Problem to work on:
Return every line of the material exactly.

(Raw records)
------------------------------------

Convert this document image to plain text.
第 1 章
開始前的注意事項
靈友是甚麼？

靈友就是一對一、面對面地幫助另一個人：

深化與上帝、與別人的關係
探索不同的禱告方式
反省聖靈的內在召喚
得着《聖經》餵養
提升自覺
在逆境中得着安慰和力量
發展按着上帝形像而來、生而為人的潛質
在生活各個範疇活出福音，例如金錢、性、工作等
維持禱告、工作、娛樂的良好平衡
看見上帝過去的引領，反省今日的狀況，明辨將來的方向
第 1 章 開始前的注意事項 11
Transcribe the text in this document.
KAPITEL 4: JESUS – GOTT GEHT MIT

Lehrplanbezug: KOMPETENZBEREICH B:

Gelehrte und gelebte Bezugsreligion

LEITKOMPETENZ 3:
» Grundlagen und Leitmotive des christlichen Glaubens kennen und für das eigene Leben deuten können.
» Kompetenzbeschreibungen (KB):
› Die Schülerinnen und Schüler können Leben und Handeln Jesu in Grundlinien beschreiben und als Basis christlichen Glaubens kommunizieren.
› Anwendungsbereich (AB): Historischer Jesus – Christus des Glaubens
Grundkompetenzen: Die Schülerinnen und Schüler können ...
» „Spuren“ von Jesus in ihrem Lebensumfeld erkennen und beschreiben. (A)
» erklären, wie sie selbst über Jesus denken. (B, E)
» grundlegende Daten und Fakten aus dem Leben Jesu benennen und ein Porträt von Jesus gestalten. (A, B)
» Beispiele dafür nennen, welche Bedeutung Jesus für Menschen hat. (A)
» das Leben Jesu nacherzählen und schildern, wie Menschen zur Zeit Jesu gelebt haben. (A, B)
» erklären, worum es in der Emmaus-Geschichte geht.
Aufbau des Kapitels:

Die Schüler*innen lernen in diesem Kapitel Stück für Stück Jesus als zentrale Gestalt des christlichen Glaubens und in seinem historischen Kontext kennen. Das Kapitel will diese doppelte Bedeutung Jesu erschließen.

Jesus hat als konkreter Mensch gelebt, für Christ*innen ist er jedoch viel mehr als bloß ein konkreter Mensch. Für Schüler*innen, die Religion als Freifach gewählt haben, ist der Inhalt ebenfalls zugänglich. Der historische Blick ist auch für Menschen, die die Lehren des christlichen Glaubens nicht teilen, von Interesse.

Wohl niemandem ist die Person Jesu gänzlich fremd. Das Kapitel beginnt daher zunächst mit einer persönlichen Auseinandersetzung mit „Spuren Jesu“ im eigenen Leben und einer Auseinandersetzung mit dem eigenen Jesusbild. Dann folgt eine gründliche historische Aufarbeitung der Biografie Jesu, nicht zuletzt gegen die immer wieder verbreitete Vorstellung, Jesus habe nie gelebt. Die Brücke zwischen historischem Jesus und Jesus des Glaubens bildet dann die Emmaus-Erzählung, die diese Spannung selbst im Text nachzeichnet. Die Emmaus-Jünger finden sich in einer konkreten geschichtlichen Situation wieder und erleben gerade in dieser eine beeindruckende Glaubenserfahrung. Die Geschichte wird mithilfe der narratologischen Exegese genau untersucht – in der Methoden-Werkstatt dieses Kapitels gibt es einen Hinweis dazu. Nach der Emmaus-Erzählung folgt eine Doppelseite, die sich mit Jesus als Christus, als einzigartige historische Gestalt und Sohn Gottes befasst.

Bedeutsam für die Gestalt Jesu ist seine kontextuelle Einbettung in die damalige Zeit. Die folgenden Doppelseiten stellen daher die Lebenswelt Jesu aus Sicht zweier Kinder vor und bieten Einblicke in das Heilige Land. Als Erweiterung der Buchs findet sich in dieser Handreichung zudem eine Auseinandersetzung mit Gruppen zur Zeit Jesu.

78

------------------------------------

Result of the task:
Convert this document image to plain text.
第 1 章
開始前的注意事項
靈友是甚麼？

靈友就是一對一、面對面地幫助另一個人：

深化與上帝、與別人的關係
探索不同的禱告方式
反省聖靈的內在召喚
得着《聖經》餵養
提升自覺
在逆境中得着安慰和力量
發展按着上帝形像而來、生而為人的潛質
在生活各個範疇活出福音，例如金錢、性、工作等
維持禱告、工作、娛樂的良好平衡
看見上帝過去的引領，反省今日的狀況，明辨將來的方向
第 1 章 開始前的注意事項 11
Transcribe the text in this document.
KAPITEL 4: JESUS – GOTT GEHT MIT

Lehrplanbezug: KOMPETENZBEREICH B:

Gelehrte und gelebte Bezugsreligion

LEITKOMPETENZ 3:
» Grundlagen und Leitmotive des christlichen Glaubens kennen und für das eigene Leben deuten können.
» Kompetenzbeschreibungen (KB):
› Die Schülerinnen und Schüler können Leben und Handeln Jesu in Grundlinien beschreiben und als Basis christlichen Glaubens kommunizieren.
› Anwendungsbereich (AB): Historischer Jesus – Christus des Glaubens
Grundkompetenzen: Die Schülerinnen und Schüler können ...
» „Spuren“ von Jesus in ihrem Lebensumfeld erkennen und beschreiben. (A)
» erklären, wie sie selbst über Jesus denken. (B, E)
» grundlegende Daten und Fakten aus dem Leben Jesu benennen und ein Porträt von Jesus gestalten. (A, B)
» Beispiele dafür nennen, welche Bedeutung Jesus für Menschen hat. (A)
» das Leben Jesu nacherzählen und schildern, wie Menschen zur Zeit Jesu gelebt haben. (A, B)
» erklären, worum es in der Emmaus-Geschichte geht.
Aufbau des Kapitels:

Die Schüler*innen lernen in diesem Kapitel Stück für Stück Jesus als zentrale Gestalt des christlichen Glaubens und in seinem historischen Kontext kennen. Das Kapitel will diese doppelte Bedeutung Jesu erschließen.

Jesus hat als konkreter Mensch gelebt, für Christ*innen ist er jedoch viel mehr als bloß ein konkreter Mensch. Für Schüler*innen, die Religion als Freifach gewählt haben, ist der Inhalt ebenfalls zugänglich. Der historische Blick ist auch für Menschen, die die Lehren des christlichen Glaubens nicht teilen, von Interesse.

Wohl niemandem ist die Person Jesu gänzlich fremd. Das Kapitel beginnt daher zunächst mit einer persönlichen Auseinandersetzung mit „Spuren Jesu“ im eigenen Leben und einer Auseinandersetzung mit dem eigenen Jesusbild. Dann folgt eine gründliche historische Aufarbeitung der Biografie Jesu, nicht zuletzt gegen die immer wieder verbreitete Vorstellung, Jesus habe nie gelebt. Die Brücke zwischen historischem Jesus und Jesus des Glaubens bildet dann die Emmaus-Erzählung, die diese Spannung selbst im Text nachzeichnet. Die Emmaus-Jünger finden sich in einer konkreten geschichtlichen Situation wieder und erleben gerade in dieser eine beeindruckende Glaubenserfahrung. Die Geschichte wird mithilfe der narratologischen Exegese genau untersucht – in der Methoden-Werkstatt dieses Kapitels gibt es einen Hinweis dazu. Nach der Emmaus-Erzählung folgt eine Doppelseite, die sich mit Jesus als Christus, als einzigartige historische Gestalt und Sohn Gottes befasst.

Bedeutsam für die Gestalt Jesu ist seine kontextuelle Einbettung in die damalige Zeit. Die folgenden Doppelseiten stellen daher die Lebenswelt Jesu aus Sicht zweier Kinder vor und bieten Einblicke in das Heilige Land. Als Erweiterung der Buchs findet sich in dieser Handreichung zudem eine Auseinandersetzung mit Gruppen zur Zeit Jesu.

78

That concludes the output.